— Begin —
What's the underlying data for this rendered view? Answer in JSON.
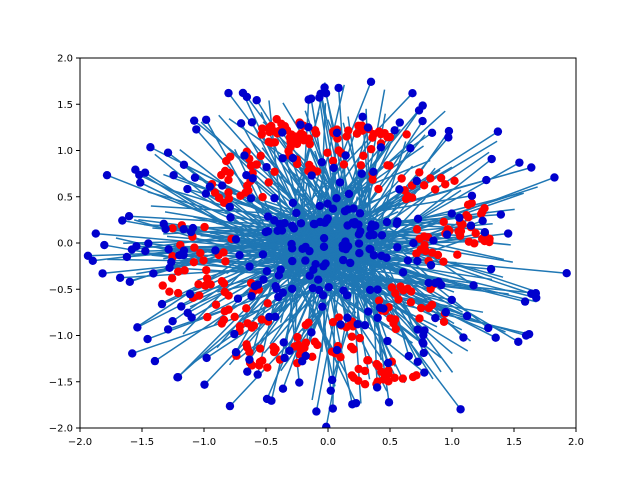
{
  "chart_data": {
    "type": "scatter",
    "title": "",
    "xlabel": "",
    "ylabel": "",
    "xlim": [
      -2.0,
      2.0
    ],
    "ylim": [
      -2.0,
      2.0
    ],
    "grid": false,
    "legend": "none",
    "x_ticks": [
      "−2.0",
      "−1.5",
      "−1.0",
      "−0.5",
      "0.0",
      "0.5",
      "1.0",
      "1.5",
      "2.0"
    ],
    "y_ticks": [
      "−2.0",
      "−1.5",
      "−1.0",
      "−0.5",
      "0.0",
      "0.5",
      "1.0",
      "1.5",
      "2.0"
    ],
    "colors": {
      "red_points": "#ff0000",
      "blue_points": "#0000cd",
      "lines": "#1f77b4"
    },
    "blobs": [
      {
        "cx": 0.0,
        "cy": 1.0,
        "rx": 0.35,
        "ry": 0.25
      },
      {
        "cx": 0.7,
        "cy": 0.7,
        "rx": 0.35,
        "ry": 0.25
      },
      {
        "cx": 1.0,
        "cy": 0.0,
        "rx": 0.35,
        "ry": 0.25
      },
      {
        "cx": 0.7,
        "cy": -0.7,
        "rx": 0.3,
        "ry": 0.3
      },
      {
        "cx": 0.0,
        "cy": -1.0,
        "rx": 0.35,
        "ry": 0.25
      },
      {
        "cx": -0.7,
        "cy": -0.7,
        "rx": 0.3,
        "ry": 0.3
      },
      {
        "cx": -1.0,
        "cy": 0.0,
        "rx": 0.35,
        "ry": 0.25
      },
      {
        "cx": -0.7,
        "cy": 0.7,
        "rx": 0.3,
        "ry": 0.3
      },
      {
        "cx": -0.35,
        "cy": 1.2,
        "rx": 0.2,
        "ry": 0.15
      },
      {
        "cx": 0.4,
        "cy": 1.2,
        "rx": 0.25,
        "ry": 0.15
      },
      {
        "cx": 0.45,
        "cy": -1.4,
        "rx": 0.3,
        "ry": 0.15
      },
      {
        "cx": -0.45,
        "cy": -1.2,
        "rx": 0.3,
        "ry": 0.15
      },
      {
        "cx": 1.2,
        "cy": 0.15,
        "rx": 0.15,
        "ry": 0.3
      },
      {
        "cx": -1.1,
        "cy": -0.4,
        "rx": 0.25,
        "ry": 0.2
      }
    ],
    "series": [
      {
        "role": "red",
        "count": 300,
        "radial_spread": 0.3,
        "seed": 11
      },
      {
        "role": "blue",
        "count": 300,
        "radial_spread": 1.8,
        "seed": 23
      }
    ]
  }
}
— End —
◆ Work required:
Quote the data above in full and without alteration; skip the pictures.

◆ Task response:
What's the underlying data for this rendered view? Answer in JSON.
{
  "chart_data": {
    "type": "scatter",
    "title": "",
    "xlabel": "",
    "ylabel": "",
    "xlim": [
      -2.0,
      2.0
    ],
    "ylim": [
      -2.0,
      2.0
    ],
    "grid": false,
    "legend": "none",
    "x_ticks": [
      "−2.0",
      "−1.5",
      "−1.0",
      "−0.5",
      "0.0",
      "0.5",
      "1.0",
      "1.5",
      "2.0"
    ],
    "y_ticks": [
      "−2.0",
      "−1.5",
      "−1.0",
      "−0.5",
      "0.0",
      "0.5",
      "1.0",
      "1.5",
      "2.0"
    ],
    "colors": {
      "red_points": "#ff0000",
      "blue_points": "#0000cd",
      "lines": "#1f77b4"
    },
    "blobs": [
      {
        "cx": 0.0,
        "cy": 1.0,
        "rx": 0.35,
        "ry": 0.25
      },
      {
        "cx": 0.7,
        "cy": 0.7,
        "rx": 0.35,
        "ry": 0.25
      },
      {
        "cx": 1.0,
        "cy": 0.0,
        "rx": 0.35,
        "ry": 0.25
      },
      {
        "cx": 0.7,
        "cy": -0.7,
        "rx": 0.3,
        "ry": 0.3
      },
      {
        "cx": 0.0,
        "cy": -1.0,
        "rx": 0.35,
        "ry": 0.25
      },
      {
        "cx": -0.7,
        "cy": -0.7,
        "rx": 0.3,
        "ry": 0.3
      },
      {
        "cx": -1.0,
        "cy": 0.0,
        "rx": 0.35,
        "ry": 0.25
      },
      {
        "cx": -0.7,
        "cy": 0.7,
        "rx": 0.3,
        "ry": 0.3
      },
      {
        "cx": -0.35,
        "cy": 1.2,
        "rx": 0.2,
        "ry": 0.15
      },
      {
        "cx": 0.4,
        "cy": 1.2,
        "rx": 0.25,
        "ry": 0.15
      },
      {
        "cx": 0.45,
        "cy": -1.4,
        "rx": 0.3,
        "ry": 0.15
      },
      {
        "cx": -0.45,
        "cy": -1.2,
        "rx": 0.3,
        "ry": 0.15
      },
      {
        "cx": 1.2,
        "cy": 0.15,
        "rx": 0.15,
        "ry": 0.3
      },
      {
        "cx": -1.1,
        "cy": -0.4,
        "rx": 0.25,
        "ry": 0.2
      }
    ],
    "series": [
      {
        "role": "red",
        "count": 300,
        "radial_spread": 0.3,
        "seed": 11
      },
      {
        "role": "blue",
        "count": 300,
        "radial_spread": 1.8,
        "seed": 23
      }
    ]
  }
}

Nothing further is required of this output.